***** Given data
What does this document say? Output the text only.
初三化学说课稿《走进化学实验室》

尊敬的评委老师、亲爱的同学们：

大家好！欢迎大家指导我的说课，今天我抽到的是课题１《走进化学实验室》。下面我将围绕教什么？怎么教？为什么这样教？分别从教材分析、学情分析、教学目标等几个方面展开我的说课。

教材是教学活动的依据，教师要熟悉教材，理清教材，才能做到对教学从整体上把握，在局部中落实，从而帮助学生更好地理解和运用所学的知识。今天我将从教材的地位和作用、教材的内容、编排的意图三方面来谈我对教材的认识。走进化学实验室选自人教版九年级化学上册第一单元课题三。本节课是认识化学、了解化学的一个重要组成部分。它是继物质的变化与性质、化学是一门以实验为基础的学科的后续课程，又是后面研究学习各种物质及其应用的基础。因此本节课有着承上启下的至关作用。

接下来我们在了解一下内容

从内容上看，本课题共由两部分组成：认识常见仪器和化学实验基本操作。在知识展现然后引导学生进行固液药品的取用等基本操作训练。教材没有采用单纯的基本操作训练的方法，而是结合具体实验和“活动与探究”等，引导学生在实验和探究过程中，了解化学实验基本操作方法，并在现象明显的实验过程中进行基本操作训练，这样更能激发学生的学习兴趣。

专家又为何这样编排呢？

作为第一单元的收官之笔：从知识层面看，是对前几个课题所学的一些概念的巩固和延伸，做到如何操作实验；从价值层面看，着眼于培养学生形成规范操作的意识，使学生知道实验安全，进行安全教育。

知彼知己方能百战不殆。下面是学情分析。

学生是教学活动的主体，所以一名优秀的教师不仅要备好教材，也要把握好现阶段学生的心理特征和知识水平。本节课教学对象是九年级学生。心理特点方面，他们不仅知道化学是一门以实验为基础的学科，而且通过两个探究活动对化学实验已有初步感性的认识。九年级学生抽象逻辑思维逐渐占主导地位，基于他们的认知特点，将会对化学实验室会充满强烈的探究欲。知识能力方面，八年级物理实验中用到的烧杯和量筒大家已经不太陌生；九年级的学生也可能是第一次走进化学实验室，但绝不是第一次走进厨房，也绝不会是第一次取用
**********
- Written task: Your task is to retype all of the records exactly.

- Task answer:
What does this document say? Output the text only.
初三化学说课稿《走进化学实验室》

尊敬的评委老师、亲爱的同学们：

大家好！欢迎大家指导我的说课，今天我抽到的是课题１《走进化学实验室》。下面我将围绕教什么？怎么教？为什么这样教？分别从教材分析、学情分析、教学目标等几个方面展开我的说课。

教材是教学活动的依据，教师要熟悉教材，理清教材，才能做到对教学从整体上把握，在局部中落实，从而帮助学生更好地理解和运用所学的知识。今天我将从教材的地位和作用、教材的内容、编排的意图三方面来谈我对教材的认识。走进化学实验室选自人教版九年级化学上册第一单元课题三。本节课是认识化学、了解化学的一个重要组成部分。它是继物质的变化与性质、化学是一门以实验为基础的学科的后续课程，又是后面研究学习各种物质及其应用的基础。因此本节课有着承上启下的至关作用。

接下来我们在了解一下内容

从内容上看，本课题共由两部分组成：认识常见仪器和化学实验基本操作。在知识展现然后引导学生进行固液药品的取用等基本操作训练。教材没有采用单纯的基本操作训练的方法，而是结合具体实验和“活动与探究”等，引导学生在实验和探究过程中，了解化学实验基本操作方法，并在现象明显的实验过程中进行基本操作训练，这样更能激发学生的学习兴趣。

专家又为何这样编排呢？

作为第一单元的收官之笔：从知识层面看，是对前几个课题所学的一些概念的巩固和延伸，做到如何操作实验；从价值层面看，着眼于培养学生形成规范操作的意识，使学生知道实验安全，进行安全教育。

知彼知己方能百战不殆。下面是学情分析。

学生是教学活动的主体，所以一名优秀的教师不仅要备好教材，也要把握好现阶段学生的心理特征和知识水平。本节课教学对象是九年级学生。心理特点方面，他们不仅知道化学是一门以实验为基础的学科，而且通过两个探究活动对化学实验已有初步感性的认识。九年级学生抽象逻辑思维逐渐占主导地位，基于他们的认知特点，将会对化学实验室会充满强烈的探究欲。知识能力方面，八年级物理实验中用到的烧杯和量筒大家已经不太陌生；九年级的学生也可能是第一次走进化学实验室，但绝不是第一次走进厨房，也绝不会是第一次取用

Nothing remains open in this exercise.